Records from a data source
↓↓↓
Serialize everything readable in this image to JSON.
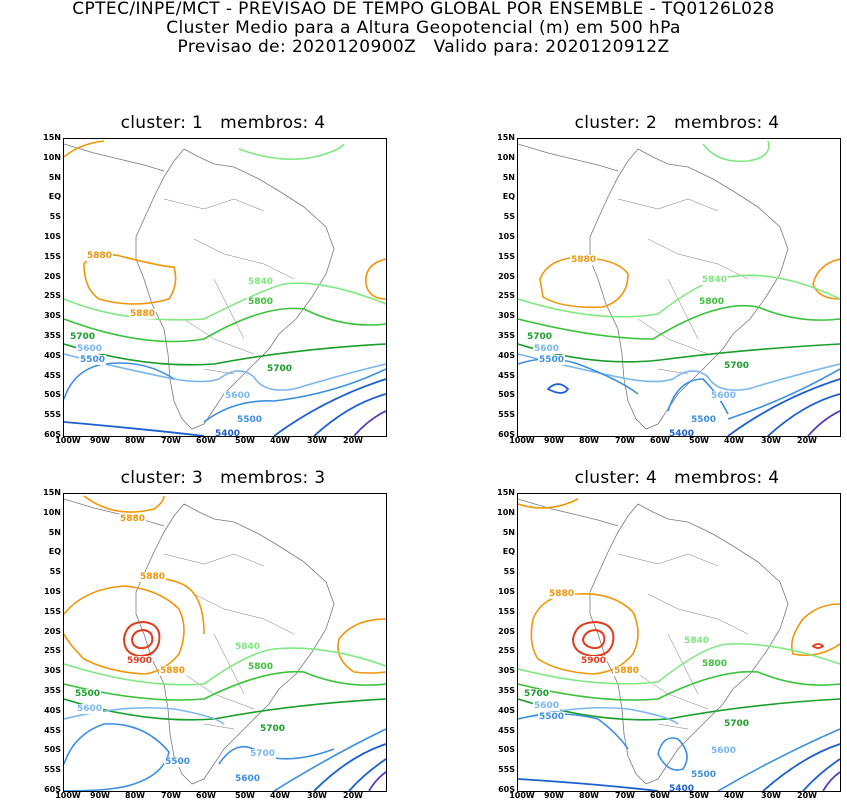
{
  "header": {
    "line1": "CPTEC/INPE/MCT - PREVISAO DE TEMPO GLOBAL POR ENSEMBLE - TQ0126L028",
    "line2": "Cluster Medio para a Altura Geopotencial (m) em 500 hPa",
    "line3": "Previsao de: 2020120900Z   Valido para: 2020120912Z"
  },
  "lat_labels": [
    "15N",
    "10N",
    "5N",
    "EQ",
    "5S",
    "10S",
    "15S",
    "20S",
    "25S",
    "30S",
    "35S",
    "40S",
    "45S",
    "50S",
    "55S",
    "60S"
  ],
  "lon_labels": [
    "100W",
    "90W",
    "80W",
    "70W",
    "60W",
    "50W",
    "40W",
    "30W",
    "20W"
  ],
  "colors": {
    "c5400": "#1e5fd0",
    "c5500": "#3d8fe0",
    "c5600": "#7ab6f0",
    "c5700": "#1a9e2a",
    "c5800": "#3cc23c",
    "c5840": "#80e880",
    "c5880": "#f0960a",
    "c5900": "#e03c1e",
    "coast": "#7a7a7a",
    "deep": "#5a3cbe"
  },
  "panels": [
    {
      "title": "cluster: 1   membros: 4",
      "labels": [
        "5880",
        "5880",
        "5840",
        "5800",
        "5700",
        "5600",
        "5500",
        "5700",
        "5600",
        "5500",
        "5400"
      ]
    },
    {
      "title": "cluster: 2   membros: 4",
      "labels": [
        "5880",
        "5840",
        "5800",
        "5700",
        "5600",
        "5500",
        "5700",
        "5600",
        "5500",
        "5400"
      ]
    },
    {
      "title": "cluster: 3   membros: 3",
      "labels": [
        "5880",
        "5880",
        "5900",
        "5880",
        "5840",
        "5800",
        "5700",
        "5600",
        "5500",
        "5700",
        "5600",
        "5500"
      ]
    },
    {
      "title": "cluster: 4   membros: 4",
      "labels": [
        "5880",
        "5900",
        "5880",
        "5840",
        "5800",
        "5700",
        "5600",
        "5500",
        "5700",
        "5600",
        "5500",
        "5400"
      ]
    }
  ]
}
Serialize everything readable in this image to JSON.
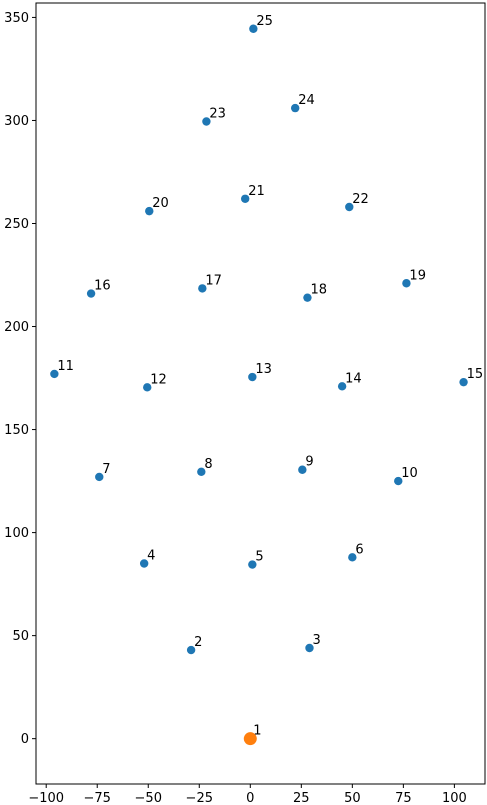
{
  "chart_data": {
    "type": "scatter",
    "title": "",
    "xlabel": "",
    "ylabel": "",
    "xlim": [
      -105,
      115
    ],
    "ylim": [
      -22,
      357
    ],
    "grid": false,
    "x_ticks": [
      -100,
      -75,
      -50,
      -25,
      0,
      25,
      50,
      75,
      100
    ],
    "y_ticks": [
      0,
      50,
      100,
      150,
      200,
      250,
      300,
      350
    ],
    "colors": {
      "default": "#1f77b4",
      "highlight": "#ff7f0e"
    },
    "points": [
      {
        "label": "1",
        "x": 0,
        "y": 0,
        "highlight": true
      },
      {
        "label": "2",
        "x": -29,
        "y": 43
      },
      {
        "label": "3",
        "x": 29,
        "y": 44
      },
      {
        "label": "4",
        "x": -52,
        "y": 85
      },
      {
        "label": "5",
        "x": 1,
        "y": 84.5
      },
      {
        "label": "6",
        "x": 50,
        "y": 88
      },
      {
        "label": "7",
        "x": -74,
        "y": 127
      },
      {
        "label": "8",
        "x": -24,
        "y": 129.5
      },
      {
        "label": "9",
        "x": 25.5,
        "y": 130.5
      },
      {
        "label": "10",
        "x": 72.5,
        "y": 125
      },
      {
        "label": "11",
        "x": -96,
        "y": 177
      },
      {
        "label": "12",
        "x": -50.5,
        "y": 170.5
      },
      {
        "label": "13",
        "x": 1,
        "y": 175.5
      },
      {
        "label": "14",
        "x": 45,
        "y": 171
      },
      {
        "label": "15",
        "x": 104.5,
        "y": 173
      },
      {
        "label": "16",
        "x": -78,
        "y": 216
      },
      {
        "label": "17",
        "x": -23.5,
        "y": 218.5
      },
      {
        "label": "18",
        "x": 28,
        "y": 214
      },
      {
        "label": "19",
        "x": 76.5,
        "y": 221
      },
      {
        "label": "20",
        "x": -49.5,
        "y": 256
      },
      {
        "label": "21",
        "x": -2.5,
        "y": 262
      },
      {
        "label": "22",
        "x": 48.5,
        "y": 258
      },
      {
        "label": "23",
        "x": -21.5,
        "y": 299.5
      },
      {
        "label": "24",
        "x": 22,
        "y": 306
      },
      {
        "label": "25",
        "x": 1.5,
        "y": 344.5
      }
    ]
  }
}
↑↑↑
### PROBLEM:
Every entry above is to be set down exactly; the pictures are to be left out.

### TASK OUTPUT:
Serialize everything readable in this image to JSON.
{
  "header": {
    "line1": "CPTEC/INPE/MCT - PREVISAO DE TEMPO GLOBAL POR ENSEMBLE - TQ0126L028",
    "line2": "Cluster Medio para a Altura Geopotencial (m) em 500 hPa",
    "line3": "Previsao de: 2020120900Z   Valido para: 2020120912Z"
  },
  "lat_labels": [
    "15N",
    "10N",
    "5N",
    "EQ",
    "5S",
    "10S",
    "15S",
    "20S",
    "25S",
    "30S",
    "35S",
    "40S",
    "45S",
    "50S",
    "55S",
    "60S"
  ],
  "lon_labels": [
    "100W",
    "90W",
    "80W",
    "70W",
    "60W",
    "50W",
    "40W",
    "30W",
    "20W"
  ],
  "colors": {
    "c5400": "#1e5fd0",
    "c5500": "#3d8fe0",
    "c5600": "#7ab6f0",
    "c5700": "#1a9e2a",
    "c5800": "#3cc23c",
    "c5840": "#80e880",
    "c5880": "#f0960a",
    "c5900": "#e03c1e",
    "coast": "#7a7a7a",
    "deep": "#5a3cbe"
  },
  "panels": [
    {
      "title": "cluster: 1   membros: 4",
      "labels": [
        "5880",
        "5880",
        "5840",
        "5800",
        "5700",
        "5600",
        "5500",
        "5700",
        "5600",
        "5500",
        "5400"
      ]
    },
    {
      "title": "cluster: 2   membros: 4",
      "labels": [
        "5880",
        "5840",
        "5800",
        "5700",
        "5600",
        "5500",
        "5700",
        "5600",
        "5500",
        "5400"
      ]
    },
    {
      "title": "cluster: 3   membros: 3",
      "labels": [
        "5880",
        "5880",
        "5900",
        "5880",
        "5840",
        "5800",
        "5700",
        "5600",
        "5500",
        "5700",
        "5600",
        "5500"
      ]
    },
    {
      "title": "cluster: 4   membros: 4",
      "labels": [
        "5880",
        "5900",
        "5880",
        "5840",
        "5800",
        "5700",
        "5600",
        "5500",
        "5700",
        "5600",
        "5500",
        "5400"
      ]
    }
  ]
}
Serialize everything readable in this image to JSON.
{
  "chart_data": {
    "type": "scatter",
    "title": "",
    "xlabel": "",
    "ylabel": "",
    "xlim": [
      -105,
      115
    ],
    "ylim": [
      -22,
      357
    ],
    "grid": false,
    "x_ticks": [
      -100,
      -75,
      -50,
      -25,
      0,
      25,
      50,
      75,
      100
    ],
    "y_ticks": [
      0,
      50,
      100,
      150,
      200,
      250,
      300,
      350
    ],
    "colors": {
      "default": "#1f77b4",
      "highlight": "#ff7f0e"
    },
    "points": [
      {
        "label": "1",
        "x": 0,
        "y": 0,
        "highlight": true
      },
      {
        "label": "2",
        "x": -29,
        "y": 43
      },
      {
        "label": "3",
        "x": 29,
        "y": 44
      },
      {
        "label": "4",
        "x": -52,
        "y": 85
      },
      {
        "label": "5",
        "x": 1,
        "y": 84.5
      },
      {
        "label": "6",
        "x": 50,
        "y": 88
      },
      {
        "label": "7",
        "x": -74,
        "y": 127
      },
      {
        "label": "8",
        "x": -24,
        "y": 129.5
      },
      {
        "label": "9",
        "x": 25.5,
        "y": 130.5
      },
      {
        "label": "10",
        "x": 72.5,
        "y": 125
      },
      {
        "label": "11",
        "x": -96,
        "y": 177
      },
      {
        "label": "12",
        "x": -50.5,
        "y": 170.5
      },
      {
        "label": "13",
        "x": 1,
        "y": 175.5
      },
      {
        "label": "14",
        "x": 45,
        "y": 171
      },
      {
        "label": "15",
        "x": 104.5,
        "y": 173
      },
      {
        "label": "16",
        "x": -78,
        "y": 216
      },
      {
        "label": "17",
        "x": -23.5,
        "y": 218.5
      },
      {
        "label": "18",
        "x": 28,
        "y": 214
      },
      {
        "label": "19",
        "x": 76.5,
        "y": 221
      },
      {
        "label": "20",
        "x": -49.5,
        "y": 256
      },
      {
        "label": "21",
        "x": -2.5,
        "y": 262
      },
      {
        "label": "22",
        "x": 48.5,
        "y": 258
      },
      {
        "label": "23",
        "x": -21.5,
        "y": 299.5
      },
      {
        "label": "24",
        "x": 22,
        "y": 306
      },
      {
        "label": "25",
        "x": 1.5,
        "y": 344.5
      }
    ]
  }
}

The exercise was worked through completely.